— START PROVIDED DATA —

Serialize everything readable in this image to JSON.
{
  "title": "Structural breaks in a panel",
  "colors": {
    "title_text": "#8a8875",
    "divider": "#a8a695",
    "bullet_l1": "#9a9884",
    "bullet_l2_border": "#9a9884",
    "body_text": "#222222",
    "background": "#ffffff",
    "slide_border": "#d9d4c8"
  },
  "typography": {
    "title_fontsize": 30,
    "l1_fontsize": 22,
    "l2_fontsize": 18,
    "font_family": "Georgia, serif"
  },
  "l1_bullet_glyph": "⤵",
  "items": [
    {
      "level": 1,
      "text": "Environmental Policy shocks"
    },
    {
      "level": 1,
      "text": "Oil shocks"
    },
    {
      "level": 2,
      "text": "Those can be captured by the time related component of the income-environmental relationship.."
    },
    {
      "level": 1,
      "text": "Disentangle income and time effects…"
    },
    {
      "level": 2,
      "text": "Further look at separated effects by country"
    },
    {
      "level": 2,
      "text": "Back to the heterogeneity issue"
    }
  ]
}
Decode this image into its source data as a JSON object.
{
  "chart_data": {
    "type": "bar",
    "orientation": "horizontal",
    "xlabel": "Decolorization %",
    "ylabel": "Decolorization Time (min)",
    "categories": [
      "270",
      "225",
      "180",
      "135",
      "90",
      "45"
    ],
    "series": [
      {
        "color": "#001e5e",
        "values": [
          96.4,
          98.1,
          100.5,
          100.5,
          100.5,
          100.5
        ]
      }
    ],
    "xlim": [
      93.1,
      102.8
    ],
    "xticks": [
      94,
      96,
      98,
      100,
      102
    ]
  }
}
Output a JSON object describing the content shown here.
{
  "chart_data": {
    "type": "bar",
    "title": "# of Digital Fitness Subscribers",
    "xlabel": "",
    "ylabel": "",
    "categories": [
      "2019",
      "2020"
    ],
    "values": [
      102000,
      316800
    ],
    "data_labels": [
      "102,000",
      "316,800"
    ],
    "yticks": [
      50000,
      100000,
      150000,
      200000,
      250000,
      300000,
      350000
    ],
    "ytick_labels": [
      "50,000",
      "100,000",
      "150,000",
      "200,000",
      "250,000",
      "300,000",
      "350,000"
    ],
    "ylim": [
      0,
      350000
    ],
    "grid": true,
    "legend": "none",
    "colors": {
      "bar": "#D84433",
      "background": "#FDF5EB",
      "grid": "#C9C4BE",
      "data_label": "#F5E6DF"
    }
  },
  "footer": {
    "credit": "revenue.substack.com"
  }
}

— END PROVIDED DATA —

Reproduce each record shown above without altering a single word.

Serialize everything readable in this image to JSON.
{
  "title": "Structural breaks in a panel",
  "colors": {
    "title_text": "#8a8875",
    "divider": "#a8a695",
    "bullet_l1": "#9a9884",
    "bullet_l2_border": "#9a9884",
    "body_text": "#222222",
    "background": "#ffffff",
    "slide_border": "#d9d4c8"
  },
  "typography": {
    "title_fontsize": 30,
    "l1_fontsize": 22,
    "l2_fontsize": 18,
    "font_family": "Georgia, serif"
  },
  "l1_bullet_glyph": "⤵",
  "items": [
    {
      "level": 1,
      "text": "Environmental Policy shocks"
    },
    {
      "level": 1,
      "text": "Oil shocks"
    },
    {
      "level": 2,
      "text": "Those can be captured by the time related component of the income-environmental relationship.."
    },
    {
      "level": 1,
      "text": "Disentangle income and time effects…"
    },
    {
      "level": 2,
      "text": "Further look at separated effects by country"
    },
    {
      "level": 2,
      "text": "Back to the heterogeneity issue"
    }
  ]
}
Decode this image into its source data as a JSON object.
{
  "chart_data": {
    "type": "bar",
    "orientation": "horizontal",
    "xlabel": "Decolorization %",
    "ylabel": "Decolorization Time (min)",
    "categories": [
      "270",
      "225",
      "180",
      "135",
      "90",
      "45"
    ],
    "series": [
      {
        "color": "#001e5e",
        "values": [
          96.4,
          98.1,
          100.5,
          100.5,
          100.5,
          100.5
        ]
      }
    ],
    "xlim": [
      93.1,
      102.8
    ],
    "xticks": [
      94,
      96,
      98,
      100,
      102
    ]
  }
}
Output a JSON object describing the content shown here.
{
  "chart_data": {
    "type": "bar",
    "title": "# of Digital Fitness Subscribers",
    "xlabel": "",
    "ylabel": "",
    "categories": [
      "2019",
      "2020"
    ],
    "values": [
      102000,
      316800
    ],
    "data_labels": [
      "102,000",
      "316,800"
    ],
    "yticks": [
      50000,
      100000,
      150000,
      200000,
      250000,
      300000,
      350000
    ],
    "ytick_labels": [
      "50,000",
      "100,000",
      "150,000",
      "200,000",
      "250,000",
      "300,000",
      "350,000"
    ],
    "ylim": [
      0,
      350000
    ],
    "grid": true,
    "legend": "none",
    "colors": {
      "bar": "#D84433",
      "background": "#FDF5EB",
      "grid": "#C9C4BE",
      "data_label": "#F5E6DF"
    }
  },
  "footer": {
    "credit": "revenue.substack.com"
  }
}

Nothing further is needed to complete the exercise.